> _REQUIRED WORK_: The records that follow are to be repeated without alteration.

==== RECORD SET

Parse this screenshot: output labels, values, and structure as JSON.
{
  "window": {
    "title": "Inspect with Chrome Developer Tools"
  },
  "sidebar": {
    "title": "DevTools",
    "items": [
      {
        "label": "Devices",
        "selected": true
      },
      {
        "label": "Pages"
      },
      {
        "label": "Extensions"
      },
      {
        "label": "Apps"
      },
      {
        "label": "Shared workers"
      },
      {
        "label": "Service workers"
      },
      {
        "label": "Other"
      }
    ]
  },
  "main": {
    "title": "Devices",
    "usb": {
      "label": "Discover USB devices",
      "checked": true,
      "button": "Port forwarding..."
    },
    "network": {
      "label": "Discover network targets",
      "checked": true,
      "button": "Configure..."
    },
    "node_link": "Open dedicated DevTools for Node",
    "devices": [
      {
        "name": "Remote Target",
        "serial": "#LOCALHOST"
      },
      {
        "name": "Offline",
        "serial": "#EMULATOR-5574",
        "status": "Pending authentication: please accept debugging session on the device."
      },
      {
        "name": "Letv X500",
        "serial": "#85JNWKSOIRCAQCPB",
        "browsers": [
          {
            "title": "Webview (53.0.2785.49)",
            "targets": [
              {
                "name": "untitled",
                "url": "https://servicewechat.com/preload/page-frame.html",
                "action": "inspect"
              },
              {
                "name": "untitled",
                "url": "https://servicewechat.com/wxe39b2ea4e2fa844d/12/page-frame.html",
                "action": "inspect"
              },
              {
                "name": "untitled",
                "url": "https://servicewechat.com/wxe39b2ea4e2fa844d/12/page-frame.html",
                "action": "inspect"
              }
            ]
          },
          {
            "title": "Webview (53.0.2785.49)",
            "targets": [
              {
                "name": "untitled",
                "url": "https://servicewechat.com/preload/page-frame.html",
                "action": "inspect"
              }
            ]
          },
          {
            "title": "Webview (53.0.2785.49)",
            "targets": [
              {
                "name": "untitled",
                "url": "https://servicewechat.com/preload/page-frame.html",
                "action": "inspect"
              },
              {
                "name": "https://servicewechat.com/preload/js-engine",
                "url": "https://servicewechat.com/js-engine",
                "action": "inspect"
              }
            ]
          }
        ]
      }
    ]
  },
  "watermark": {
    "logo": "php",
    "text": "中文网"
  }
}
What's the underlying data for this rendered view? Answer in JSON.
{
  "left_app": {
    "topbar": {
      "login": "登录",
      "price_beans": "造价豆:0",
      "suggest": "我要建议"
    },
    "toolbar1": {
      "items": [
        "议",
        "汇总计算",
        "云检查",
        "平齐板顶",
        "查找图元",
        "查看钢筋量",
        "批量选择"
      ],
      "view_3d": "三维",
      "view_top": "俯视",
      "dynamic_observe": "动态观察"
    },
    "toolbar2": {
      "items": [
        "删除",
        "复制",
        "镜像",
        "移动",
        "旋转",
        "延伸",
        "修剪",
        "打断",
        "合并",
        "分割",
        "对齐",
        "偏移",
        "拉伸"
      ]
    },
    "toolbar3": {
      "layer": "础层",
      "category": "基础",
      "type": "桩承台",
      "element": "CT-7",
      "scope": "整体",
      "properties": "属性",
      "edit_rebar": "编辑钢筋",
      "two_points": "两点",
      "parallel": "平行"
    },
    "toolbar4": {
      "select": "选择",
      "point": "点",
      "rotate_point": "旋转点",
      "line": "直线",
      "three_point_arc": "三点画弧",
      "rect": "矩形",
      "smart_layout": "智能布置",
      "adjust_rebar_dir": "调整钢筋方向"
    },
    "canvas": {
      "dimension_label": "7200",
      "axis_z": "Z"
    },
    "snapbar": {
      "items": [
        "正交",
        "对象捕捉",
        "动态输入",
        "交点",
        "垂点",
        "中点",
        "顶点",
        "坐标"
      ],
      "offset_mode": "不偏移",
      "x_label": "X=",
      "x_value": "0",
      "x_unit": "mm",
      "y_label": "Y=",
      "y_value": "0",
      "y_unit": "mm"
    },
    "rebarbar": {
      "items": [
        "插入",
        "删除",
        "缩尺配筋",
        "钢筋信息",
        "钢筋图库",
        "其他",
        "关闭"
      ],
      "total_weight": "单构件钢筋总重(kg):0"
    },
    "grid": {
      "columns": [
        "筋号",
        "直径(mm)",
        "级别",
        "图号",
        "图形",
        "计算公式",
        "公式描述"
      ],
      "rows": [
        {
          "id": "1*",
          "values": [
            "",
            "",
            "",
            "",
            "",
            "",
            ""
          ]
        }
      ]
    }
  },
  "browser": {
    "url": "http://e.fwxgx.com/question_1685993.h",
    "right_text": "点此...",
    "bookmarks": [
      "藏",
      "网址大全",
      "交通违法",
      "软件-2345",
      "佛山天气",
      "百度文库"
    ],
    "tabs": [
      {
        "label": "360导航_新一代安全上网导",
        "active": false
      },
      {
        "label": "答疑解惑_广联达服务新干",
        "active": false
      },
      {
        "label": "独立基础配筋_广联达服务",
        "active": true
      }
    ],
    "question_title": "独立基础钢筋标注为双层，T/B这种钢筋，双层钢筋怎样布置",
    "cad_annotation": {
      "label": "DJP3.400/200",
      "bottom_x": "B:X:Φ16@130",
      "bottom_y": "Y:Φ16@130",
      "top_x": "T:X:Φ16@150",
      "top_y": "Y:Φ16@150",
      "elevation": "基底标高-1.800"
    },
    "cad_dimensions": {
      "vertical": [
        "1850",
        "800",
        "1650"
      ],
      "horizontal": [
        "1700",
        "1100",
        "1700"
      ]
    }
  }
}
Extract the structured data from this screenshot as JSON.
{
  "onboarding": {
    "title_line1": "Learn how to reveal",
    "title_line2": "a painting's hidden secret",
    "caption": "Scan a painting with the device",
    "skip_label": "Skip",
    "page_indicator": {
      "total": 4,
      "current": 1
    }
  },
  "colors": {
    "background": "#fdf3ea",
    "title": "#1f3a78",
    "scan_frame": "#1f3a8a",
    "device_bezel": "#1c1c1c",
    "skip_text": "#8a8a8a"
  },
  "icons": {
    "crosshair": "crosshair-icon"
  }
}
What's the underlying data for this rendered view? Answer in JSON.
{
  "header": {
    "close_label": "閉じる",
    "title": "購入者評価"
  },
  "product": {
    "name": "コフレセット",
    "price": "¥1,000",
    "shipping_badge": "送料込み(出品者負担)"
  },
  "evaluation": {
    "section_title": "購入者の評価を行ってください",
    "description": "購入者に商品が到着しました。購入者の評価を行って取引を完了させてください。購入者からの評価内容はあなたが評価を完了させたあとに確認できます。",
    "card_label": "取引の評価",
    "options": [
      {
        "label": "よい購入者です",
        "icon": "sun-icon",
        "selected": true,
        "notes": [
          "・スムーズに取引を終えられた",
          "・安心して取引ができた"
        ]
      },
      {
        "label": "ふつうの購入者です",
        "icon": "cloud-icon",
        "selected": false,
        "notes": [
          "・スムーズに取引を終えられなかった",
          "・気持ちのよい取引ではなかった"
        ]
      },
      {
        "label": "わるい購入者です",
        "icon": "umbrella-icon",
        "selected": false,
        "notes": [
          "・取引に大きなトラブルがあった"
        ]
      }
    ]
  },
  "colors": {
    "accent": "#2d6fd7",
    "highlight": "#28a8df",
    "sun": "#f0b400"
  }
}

========

> _SOLUTION TO THE PROBLEM_:
Parse this screenshot: output labels, values, and structure as JSON.
{
  "window": {
    "title": "Inspect with Chrome Developer Tools"
  },
  "sidebar": {
    "title": "DevTools",
    "items": [
      {
        "label": "Devices",
        "selected": true
      },
      {
        "label": "Pages"
      },
      {
        "label": "Extensions"
      },
      {
        "label": "Apps"
      },
      {
        "label": "Shared workers"
      },
      {
        "label": "Service workers"
      },
      {
        "label": "Other"
      }
    ]
  },
  "main": {
    "title": "Devices",
    "usb": {
      "label": "Discover USB devices",
      "checked": true,
      "button": "Port forwarding..."
    },
    "network": {
      "label": "Discover network targets",
      "checked": true,
      "button": "Configure..."
    },
    "node_link": "Open dedicated DevTools for Node",
    "devices": [
      {
        "name": "Remote Target",
        "serial": "#LOCALHOST"
      },
      {
        "name": "Offline",
        "serial": "#EMULATOR-5574",
        "status": "Pending authentication: please accept debugging session on the device."
      },
      {
        "name": "Letv X500",
        "serial": "#85JNWKSOIRCAQCPB",
        "browsers": [
          {
            "title": "Webview (53.0.2785.49)",
            "targets": [
              {
                "name": "untitled",
                "url": "https://servicewechat.com/preload/page-frame.html",
                "action": "inspect"
              },
              {
                "name": "untitled",
                "url": "https://servicewechat.com/wxe39b2ea4e2fa844d/12/page-frame.html",
                "action": "inspect"
              },
              {
                "name": "untitled",
                "url": "https://servicewechat.com/wxe39b2ea4e2fa844d/12/page-frame.html",
                "action": "inspect"
              }
            ]
          },
          {
            "title": "Webview (53.0.2785.49)",
            "targets": [
              {
                "name": "untitled",
                "url": "https://servicewechat.com/preload/page-frame.html",
                "action": "inspect"
              }
            ]
          },
          {
            "title": "Webview (53.0.2785.49)",
            "targets": [
              {
                "name": "untitled",
                "url": "https://servicewechat.com/preload/page-frame.html",
                "action": "inspect"
              },
              {
                "name": "https://servicewechat.com/preload/js-engine",
                "url": "https://servicewechat.com/js-engine",
                "action": "inspect"
              }
            ]
          }
        ]
      }
    ]
  },
  "watermark": {
    "logo": "php",
    "text": "中文网"
  }
}
What's the underlying data for this rendered view? Answer in JSON.
{
  "left_app": {
    "topbar": {
      "login": "登录",
      "price_beans": "造价豆:0",
      "suggest": "我要建议"
    },
    "toolbar1": {
      "items": [
        "议",
        "汇总计算",
        "云检查",
        "平齐板顶",
        "查找图元",
        "查看钢筋量",
        "批量选择"
      ],
      "view_3d": "三维",
      "view_top": "俯视",
      "dynamic_observe": "动态观察"
    },
    "toolbar2": {
      "items": [
        "删除",
        "复制",
        "镜像",
        "移动",
        "旋转",
        "延伸",
        "修剪",
        "打断",
        "合并",
        "分割",
        "对齐",
        "偏移",
        "拉伸"
      ]
    },
    "toolbar3": {
      "layer": "础层",
      "category": "基础",
      "type": "桩承台",
      "element": "CT-7",
      "scope": "整体",
      "properties": "属性",
      "edit_rebar": "编辑钢筋",
      "two_points": "两点",
      "parallel": "平行"
    },
    "toolbar4": {
      "select": "选择",
      "point": "点",
      "rotate_point": "旋转点",
      "line": "直线",
      "three_point_arc": "三点画弧",
      "rect": "矩形",
      "smart_layout": "智能布置",
      "adjust_rebar_dir": "调整钢筋方向"
    },
    "canvas": {
      "dimension_label": "7200",
      "axis_z": "Z"
    },
    "snapbar": {
      "items": [
        "正交",
        "对象捕捉",
        "动态输入",
        "交点",
        "垂点",
        "中点",
        "顶点",
        "坐标"
      ],
      "offset_mode": "不偏移",
      "x_label": "X=",
      "x_value": "0",
      "x_unit": "mm",
      "y_label": "Y=",
      "y_value": "0",
      "y_unit": "mm"
    },
    "rebarbar": {
      "items": [
        "插入",
        "删除",
        "缩尺配筋",
        "钢筋信息",
        "钢筋图库",
        "其他",
        "关闭"
      ],
      "total_weight": "单构件钢筋总重(kg):0"
    },
    "grid": {
      "columns": [
        "筋号",
        "直径(mm)",
        "级别",
        "图号",
        "图形",
        "计算公式",
        "公式描述"
      ],
      "rows": [
        {
          "id": "1*",
          "values": [
            "",
            "",
            "",
            "",
            "",
            "",
            ""
          ]
        }
      ]
    }
  },
  "browser": {
    "url": "http://e.fwxgx.com/question_1685993.h",
    "right_text": "点此...",
    "bookmarks": [
      "藏",
      "网址大全",
      "交通违法",
      "软件-2345",
      "佛山天气",
      "百度文库"
    ],
    "tabs": [
      {
        "label": "360导航_新一代安全上网导",
        "active": false
      },
      {
        "label": "答疑解惑_广联达服务新干",
        "active": false
      },
      {
        "label": "独立基础配筋_广联达服务",
        "active": true
      }
    ],
    "question_title": "独立基础钢筋标注为双层，T/B这种钢筋，双层钢筋怎样布置",
    "cad_annotation": {
      "label": "DJP3.400/200",
      "bottom_x": "B:X:Φ16@130",
      "bottom_y": "Y:Φ16@130",
      "top_x": "T:X:Φ16@150",
      "top_y": "Y:Φ16@150",
      "elevation": "基底标高-1.800"
    },
    "cad_dimensions": {
      "vertical": [
        "1850",
        "800",
        "1650"
      ],
      "horizontal": [
        "1700",
        "1100",
        "1700"
      ]
    }
  }
}
Extract the structured data from this screenshot as JSON.
{
  "onboarding": {
    "title_line1": "Learn how to reveal",
    "title_line2": "a painting's hidden secret",
    "caption": "Scan a painting with the device",
    "skip_label": "Skip",
    "page_indicator": {
      "total": 4,
      "current": 1
    }
  },
  "colors": {
    "background": "#fdf3ea",
    "title": "#1f3a78",
    "scan_frame": "#1f3a8a",
    "device_bezel": "#1c1c1c",
    "skip_text": "#8a8a8a"
  },
  "icons": {
    "crosshair": "crosshair-icon"
  }
}
What's the underlying data for this rendered view? Answer in JSON.
{
  "header": {
    "close_label": "閉じる",
    "title": "購入者評価"
  },
  "product": {
    "name": "コフレセット",
    "price": "¥1,000",
    "shipping_badge": "送料込み(出品者負担)"
  },
  "evaluation": {
    "section_title": "購入者の評価を行ってください",
    "description": "購入者に商品が到着しました。購入者の評価を行って取引を完了させてください。購入者からの評価内容はあなたが評価を完了させたあとに確認できます。",
    "card_label": "取引の評価",
    "options": [
      {
        "label": "よい購入者です",
        "icon": "sun-icon",
        "selected": true,
        "notes": [
          "・スムーズに取引を終えられた",
          "・安心して取引ができた"
        ]
      },
      {
        "label": "ふつうの購入者です",
        "icon": "cloud-icon",
        "selected": false,
        "notes": [
          "・スムーズに取引を終えられなかった",
          "・気持ちのよい取引ではなかった"
        ]
      },
      {
        "label": "わるい購入者です",
        "icon": "umbrella-icon",
        "selected": false,
        "notes": [
          "・取引に大きなトラブルがあった"
        ]
      }
    ]
  },
  "colors": {
    "accent": "#2d6fd7",
    "highlight": "#28a8df",
    "sun": "#f0b400"
  }
}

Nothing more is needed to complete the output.